**Saved entries**

---------------

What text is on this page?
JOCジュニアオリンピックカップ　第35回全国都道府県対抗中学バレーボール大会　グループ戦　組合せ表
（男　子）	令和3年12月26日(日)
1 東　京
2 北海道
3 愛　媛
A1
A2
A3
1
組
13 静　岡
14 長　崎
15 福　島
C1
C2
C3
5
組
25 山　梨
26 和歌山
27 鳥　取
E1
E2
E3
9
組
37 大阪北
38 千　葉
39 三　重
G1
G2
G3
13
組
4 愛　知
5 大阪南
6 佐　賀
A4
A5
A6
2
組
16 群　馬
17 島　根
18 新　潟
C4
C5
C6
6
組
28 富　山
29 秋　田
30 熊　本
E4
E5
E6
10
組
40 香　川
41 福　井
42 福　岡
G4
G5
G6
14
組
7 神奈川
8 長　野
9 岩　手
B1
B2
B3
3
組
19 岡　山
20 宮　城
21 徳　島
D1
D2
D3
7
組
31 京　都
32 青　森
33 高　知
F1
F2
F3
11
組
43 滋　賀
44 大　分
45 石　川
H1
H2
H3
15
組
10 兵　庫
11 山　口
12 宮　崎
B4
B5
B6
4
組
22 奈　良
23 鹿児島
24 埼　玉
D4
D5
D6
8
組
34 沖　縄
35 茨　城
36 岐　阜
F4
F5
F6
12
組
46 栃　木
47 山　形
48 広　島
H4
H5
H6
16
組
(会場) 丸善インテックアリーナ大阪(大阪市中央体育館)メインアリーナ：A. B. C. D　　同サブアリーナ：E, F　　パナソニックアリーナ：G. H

---------------

**TASK GOAL**
Write out the entire listing exactly.

**OUTPUT BELOW**
What text is on this page?
JOCジュニアオリンピックカップ　第35回全国都道府県対抗中学バレーボール大会　グループ戦　組合せ表
（男　子）	令和3年12月26日(日)
1 東　京
2 北海道
3 愛　媛
A1
A2
A3
1
組
13 静　岡
14 長　崎
15 福　島
C1
C2
C3
5
組
25 山　梨
26 和歌山
27 鳥　取
E1
E2
E3
9
組
37 大阪北
38 千　葉
39 三　重
G1
G2
G3
13
組
4 愛　知
5 大阪南
6 佐　賀
A4
A5
A6
2
組
16 群　馬
17 島　根
18 新　潟
C4
C5
C6
6
組
28 富　山
29 秋　田
30 熊　本
E4
E5
E6
10
組
40 香　川
41 福　井
42 福　岡
G4
G5
G6
14
組
7 神奈川
8 長　野
9 岩　手
B1
B2
B3
3
組
19 岡　山
20 宮　城
21 徳　島
D1
D2
D3
7
組
31 京　都
32 青　森
33 高　知
F1
F2
F3
11
組
43 滋　賀
44 大　分
45 石　川
H1
H2
H3
15
組
10 兵　庫
11 山　口
12 宮　崎
B4
B5
B6
4
組
22 奈　良
23 鹿児島
24 埼　玉
D4
D5
D6
8
組
34 沖　縄
35 茨　城
36 岐　阜
F4
F5
F6
12
組
46 栃　木
47 山　形
48 広　島
H4
H5
H6
16
組
(会場) 丸善インテックアリーナ大阪(大阪市中央体育館)メインアリーナ：A. B. C. D　　同サブアリーナ：E, F　　パナソニックアリーナ：G. H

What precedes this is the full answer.